"""
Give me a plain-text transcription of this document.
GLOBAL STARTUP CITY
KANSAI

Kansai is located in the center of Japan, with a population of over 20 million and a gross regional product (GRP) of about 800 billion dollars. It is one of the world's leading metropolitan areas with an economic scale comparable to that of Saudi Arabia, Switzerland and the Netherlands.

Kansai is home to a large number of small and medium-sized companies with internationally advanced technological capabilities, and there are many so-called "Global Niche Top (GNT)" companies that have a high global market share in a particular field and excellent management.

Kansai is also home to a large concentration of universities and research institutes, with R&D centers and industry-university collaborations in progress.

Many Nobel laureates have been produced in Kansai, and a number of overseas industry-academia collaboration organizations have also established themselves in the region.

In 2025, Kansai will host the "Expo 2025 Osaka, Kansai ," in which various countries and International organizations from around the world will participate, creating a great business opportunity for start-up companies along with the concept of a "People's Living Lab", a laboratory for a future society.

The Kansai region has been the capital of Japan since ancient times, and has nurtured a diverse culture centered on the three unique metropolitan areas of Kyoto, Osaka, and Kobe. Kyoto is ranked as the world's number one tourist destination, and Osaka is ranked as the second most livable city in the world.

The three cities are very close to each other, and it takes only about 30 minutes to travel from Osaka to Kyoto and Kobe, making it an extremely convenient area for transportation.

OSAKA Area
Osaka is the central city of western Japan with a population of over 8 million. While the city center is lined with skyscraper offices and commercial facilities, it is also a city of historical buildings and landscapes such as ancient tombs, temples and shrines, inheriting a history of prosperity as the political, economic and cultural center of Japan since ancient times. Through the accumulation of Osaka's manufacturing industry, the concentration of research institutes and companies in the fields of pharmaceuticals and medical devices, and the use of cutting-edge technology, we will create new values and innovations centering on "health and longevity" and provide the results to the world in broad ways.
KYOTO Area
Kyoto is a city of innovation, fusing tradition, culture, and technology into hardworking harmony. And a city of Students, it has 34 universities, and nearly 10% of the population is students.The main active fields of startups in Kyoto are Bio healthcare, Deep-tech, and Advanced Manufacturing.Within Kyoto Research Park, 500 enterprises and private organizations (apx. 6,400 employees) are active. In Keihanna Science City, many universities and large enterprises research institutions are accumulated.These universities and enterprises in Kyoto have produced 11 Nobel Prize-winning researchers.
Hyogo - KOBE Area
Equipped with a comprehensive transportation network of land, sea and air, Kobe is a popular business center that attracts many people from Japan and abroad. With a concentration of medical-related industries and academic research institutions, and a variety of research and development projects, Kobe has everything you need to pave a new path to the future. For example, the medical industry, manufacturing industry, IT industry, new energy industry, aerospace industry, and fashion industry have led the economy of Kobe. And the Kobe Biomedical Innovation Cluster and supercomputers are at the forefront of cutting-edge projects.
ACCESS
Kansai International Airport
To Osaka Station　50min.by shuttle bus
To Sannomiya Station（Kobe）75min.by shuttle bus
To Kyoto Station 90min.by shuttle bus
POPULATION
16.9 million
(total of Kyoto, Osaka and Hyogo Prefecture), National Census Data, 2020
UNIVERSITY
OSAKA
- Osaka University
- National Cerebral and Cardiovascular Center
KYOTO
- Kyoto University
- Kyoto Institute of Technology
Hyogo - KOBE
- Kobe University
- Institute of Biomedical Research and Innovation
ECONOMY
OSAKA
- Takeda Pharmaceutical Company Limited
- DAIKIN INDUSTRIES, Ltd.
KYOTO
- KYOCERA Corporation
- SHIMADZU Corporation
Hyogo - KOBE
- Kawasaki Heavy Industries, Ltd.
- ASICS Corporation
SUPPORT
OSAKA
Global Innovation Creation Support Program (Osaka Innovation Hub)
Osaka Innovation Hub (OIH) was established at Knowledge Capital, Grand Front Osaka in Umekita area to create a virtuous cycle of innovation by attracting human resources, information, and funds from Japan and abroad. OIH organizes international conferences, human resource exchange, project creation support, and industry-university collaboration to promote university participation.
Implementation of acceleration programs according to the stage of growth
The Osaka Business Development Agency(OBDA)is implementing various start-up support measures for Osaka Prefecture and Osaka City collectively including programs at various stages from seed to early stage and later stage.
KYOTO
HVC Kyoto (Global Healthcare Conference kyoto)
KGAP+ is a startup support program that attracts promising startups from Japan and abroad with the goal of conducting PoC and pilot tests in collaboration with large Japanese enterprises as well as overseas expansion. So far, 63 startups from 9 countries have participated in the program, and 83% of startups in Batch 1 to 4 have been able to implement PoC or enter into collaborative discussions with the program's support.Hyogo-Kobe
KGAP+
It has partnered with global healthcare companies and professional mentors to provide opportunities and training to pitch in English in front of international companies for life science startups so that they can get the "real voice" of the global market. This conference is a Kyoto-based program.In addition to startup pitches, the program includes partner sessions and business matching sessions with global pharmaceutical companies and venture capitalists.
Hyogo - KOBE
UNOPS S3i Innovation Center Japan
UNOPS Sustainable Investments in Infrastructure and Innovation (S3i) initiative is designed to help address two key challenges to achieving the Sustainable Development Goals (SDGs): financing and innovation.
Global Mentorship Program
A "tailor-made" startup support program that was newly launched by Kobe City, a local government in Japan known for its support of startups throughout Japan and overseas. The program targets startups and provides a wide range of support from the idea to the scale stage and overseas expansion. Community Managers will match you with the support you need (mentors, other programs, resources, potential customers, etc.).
"""
• [PROBLEM REQUIREMENTS]: Tally the lines of the records holding the word "cutting", then give only the resulting number.

• [REPLY TO THE TASK]: 2